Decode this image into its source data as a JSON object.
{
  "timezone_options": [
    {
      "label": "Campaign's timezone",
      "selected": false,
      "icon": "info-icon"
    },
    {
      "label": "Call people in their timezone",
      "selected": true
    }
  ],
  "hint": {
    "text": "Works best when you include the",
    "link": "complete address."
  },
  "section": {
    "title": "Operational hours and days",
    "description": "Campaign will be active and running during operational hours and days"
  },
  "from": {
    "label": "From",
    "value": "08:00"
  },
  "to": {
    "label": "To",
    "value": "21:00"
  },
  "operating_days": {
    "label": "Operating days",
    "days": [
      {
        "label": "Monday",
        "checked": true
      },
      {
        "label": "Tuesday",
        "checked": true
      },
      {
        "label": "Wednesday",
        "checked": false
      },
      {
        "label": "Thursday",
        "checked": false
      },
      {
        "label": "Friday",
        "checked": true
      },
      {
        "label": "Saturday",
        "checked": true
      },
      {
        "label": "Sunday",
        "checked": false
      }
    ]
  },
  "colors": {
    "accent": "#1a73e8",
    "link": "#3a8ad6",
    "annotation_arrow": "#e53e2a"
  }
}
____
Copy the records above exactly as they appear.

Decode this image into its source data as a JSON object.
{
  "timezone_options": [
    {
      "label": "Campaign's timezone",
      "selected": false,
      "icon": "info-icon"
    },
    {
      "label": "Call people in their timezone",
      "selected": true
    }
  ],
  "hint": {
    "text": "Works best when you include the",
    "link": "complete address."
  },
  "section": {
    "title": "Operational hours and days",
    "description": "Campaign will be active and running during operational hours and days"
  },
  "from": {
    "label": "From",
    "value": "08:00"
  },
  "to": {
    "label": "To",
    "value": "21:00"
  },
  "operating_days": {
    "label": "Operating days",
    "days": [
      {
        "label": "Monday",
        "checked": true
      },
      {
        "label": "Tuesday",
        "checked": true
      },
      {
        "label": "Wednesday",
        "checked": false
      },
      {
        "label": "Thursday",
        "checked": false
      },
      {
        "label": "Friday",
        "checked": true
      },
      {
        "label": "Saturday",
        "checked": true
      },
      {
        "label": "Sunday",
        "checked": false
      }
    ]
  },
  "colors": {
    "accent": "#1a73e8",
    "link": "#3a8ad6",
    "annotation_arrow": "#e53e2a"
  }
}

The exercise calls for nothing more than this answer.